» EXTRACTED INFORMATION
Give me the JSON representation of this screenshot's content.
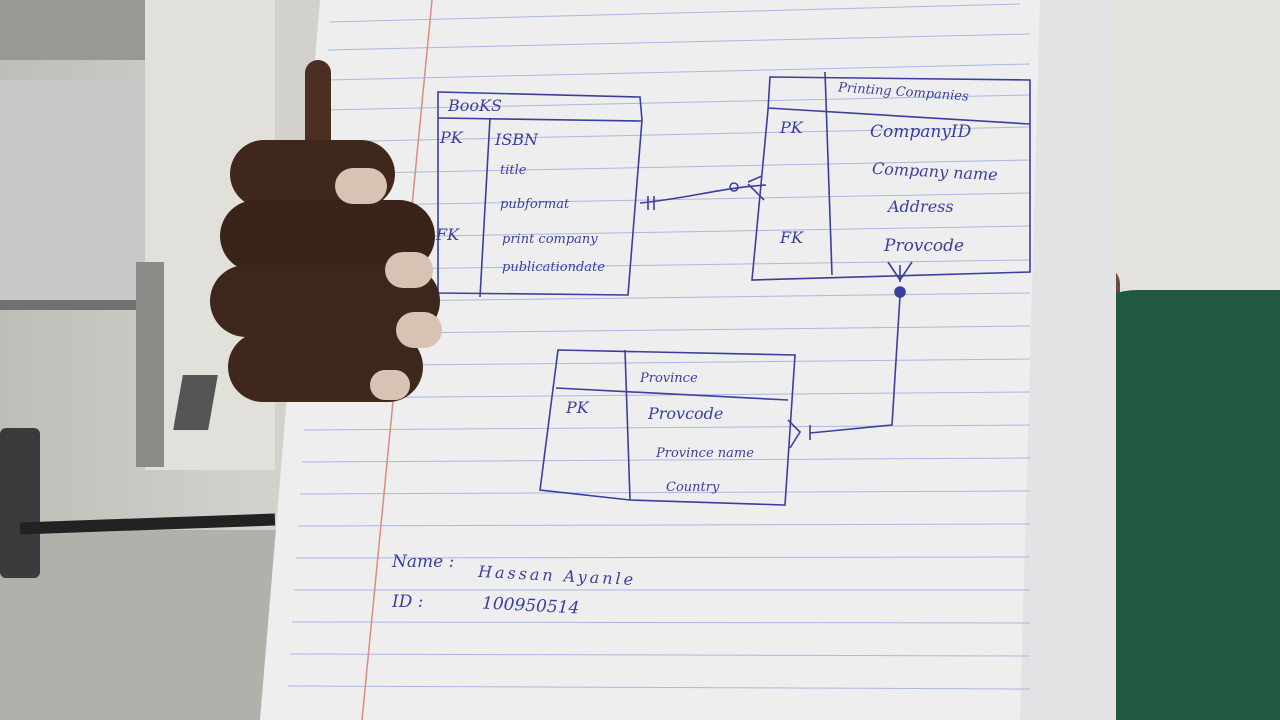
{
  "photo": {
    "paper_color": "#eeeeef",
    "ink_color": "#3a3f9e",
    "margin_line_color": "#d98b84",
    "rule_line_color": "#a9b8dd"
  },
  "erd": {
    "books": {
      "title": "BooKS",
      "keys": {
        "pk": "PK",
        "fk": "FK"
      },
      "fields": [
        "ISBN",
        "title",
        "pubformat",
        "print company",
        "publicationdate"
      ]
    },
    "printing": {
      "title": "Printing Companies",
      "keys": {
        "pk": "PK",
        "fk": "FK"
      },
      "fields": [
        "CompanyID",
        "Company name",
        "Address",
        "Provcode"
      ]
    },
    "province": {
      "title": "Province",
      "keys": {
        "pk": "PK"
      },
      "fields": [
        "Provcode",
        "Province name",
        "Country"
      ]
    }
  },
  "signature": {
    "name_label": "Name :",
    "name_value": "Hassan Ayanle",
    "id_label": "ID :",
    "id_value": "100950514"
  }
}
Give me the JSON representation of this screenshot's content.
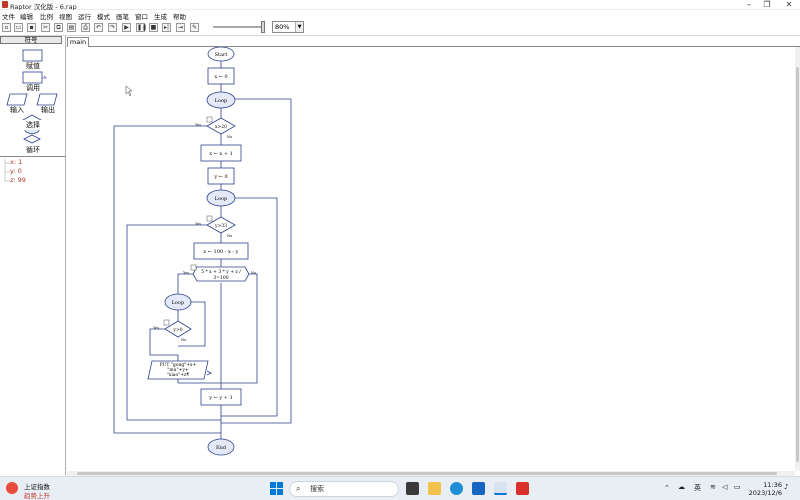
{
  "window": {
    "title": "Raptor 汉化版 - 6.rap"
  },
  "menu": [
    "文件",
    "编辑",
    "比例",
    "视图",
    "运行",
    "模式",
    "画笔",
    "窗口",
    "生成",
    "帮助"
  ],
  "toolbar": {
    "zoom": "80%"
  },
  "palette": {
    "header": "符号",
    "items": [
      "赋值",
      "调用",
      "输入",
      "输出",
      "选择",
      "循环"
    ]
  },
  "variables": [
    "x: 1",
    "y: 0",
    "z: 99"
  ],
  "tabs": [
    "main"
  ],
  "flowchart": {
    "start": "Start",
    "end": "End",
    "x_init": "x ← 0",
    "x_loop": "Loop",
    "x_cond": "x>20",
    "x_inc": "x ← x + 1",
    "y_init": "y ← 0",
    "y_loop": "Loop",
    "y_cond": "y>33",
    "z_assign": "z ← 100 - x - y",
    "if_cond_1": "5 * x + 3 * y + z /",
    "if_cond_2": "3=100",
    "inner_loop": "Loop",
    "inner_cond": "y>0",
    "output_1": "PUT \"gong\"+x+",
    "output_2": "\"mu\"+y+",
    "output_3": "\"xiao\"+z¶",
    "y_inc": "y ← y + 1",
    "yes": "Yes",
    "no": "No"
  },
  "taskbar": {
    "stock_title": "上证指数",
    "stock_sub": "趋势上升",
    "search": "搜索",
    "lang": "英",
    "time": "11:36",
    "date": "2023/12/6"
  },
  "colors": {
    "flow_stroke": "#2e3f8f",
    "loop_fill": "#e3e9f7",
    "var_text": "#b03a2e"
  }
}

» SHORT TASK
Go through the data above and transcribe it in full, omitting any image.

» WRITTEN ANSWER
Give me the JSON representation of this screenshot's content.
{
  "photo": {
    "paper_color": "#eeeeef",
    "ink_color": "#3a3f9e",
    "margin_line_color": "#d98b84",
    "rule_line_color": "#a9b8dd"
  },
  "erd": {
    "books": {
      "title": "BooKS",
      "keys": {
        "pk": "PK",
        "fk": "FK"
      },
      "fields": [
        "ISBN",
        "title",
        "pubformat",
        "print company",
        "publicationdate"
      ]
    },
    "printing": {
      "title": "Printing Companies",
      "keys": {
        "pk": "PK",
        "fk": "FK"
      },
      "fields": [
        "CompanyID",
        "Company name",
        "Address",
        "Provcode"
      ]
    },
    "province": {
      "title": "Province",
      "keys": {
        "pk": "PK"
      },
      "fields": [
        "Provcode",
        "Province name",
        "Country"
      ]
    }
  },
  "signature": {
    "name_label": "Name :",
    "name_value": "Hassan Ayanle",
    "id_label": "ID :",
    "id_value": "100950514"
  }
}
Give me the JSON representation of this screenshot's content.
{
  "window": {
    "title": "Raptor 汉化版 - 6.rap"
  },
  "menu": [
    "文件",
    "编辑",
    "比例",
    "视图",
    "运行",
    "模式",
    "画笔",
    "窗口",
    "生成",
    "帮助"
  ],
  "toolbar": {
    "zoom": "80%"
  },
  "palette": {
    "header": "符号",
    "items": [
      "赋值",
      "调用",
      "输入",
      "输出",
      "选择",
      "循环"
    ]
  },
  "variables": [
    "x: 1",
    "y: 0",
    "z: 99"
  ],
  "tabs": [
    "main"
  ],
  "flowchart": {
    "start": "Start",
    "end": "End",
    "x_init": "x ← 0",
    "x_loop": "Loop",
    "x_cond": "x>20",
    "x_inc": "x ← x + 1",
    "y_init": "y ← 0",
    "y_loop": "Loop",
    "y_cond": "y>33",
    "z_assign": "z ← 100 - x - y",
    "if_cond_1": "5 * x + 3 * y + z /",
    "if_cond_2": "3=100",
    "inner_loop": "Loop",
    "inner_cond": "y>0",
    "output_1": "PUT \"gong\"+x+",
    "output_2": "\"mu\"+y+",
    "output_3": "\"xiao\"+z¶",
    "y_inc": "y ← y + 1",
    "yes": "Yes",
    "no": "No"
  },
  "taskbar": {
    "stock_title": "上证指数",
    "stock_sub": "趋势上升",
    "search": "搜索",
    "lang": "英",
    "time": "11:36",
    "date": "2023/12/6"
  },
  "colors": {
    "flow_stroke": "#2e3f8f",
    "loop_fill": "#e3e9f7",
    "var_text": "#b03a2e"
  }
}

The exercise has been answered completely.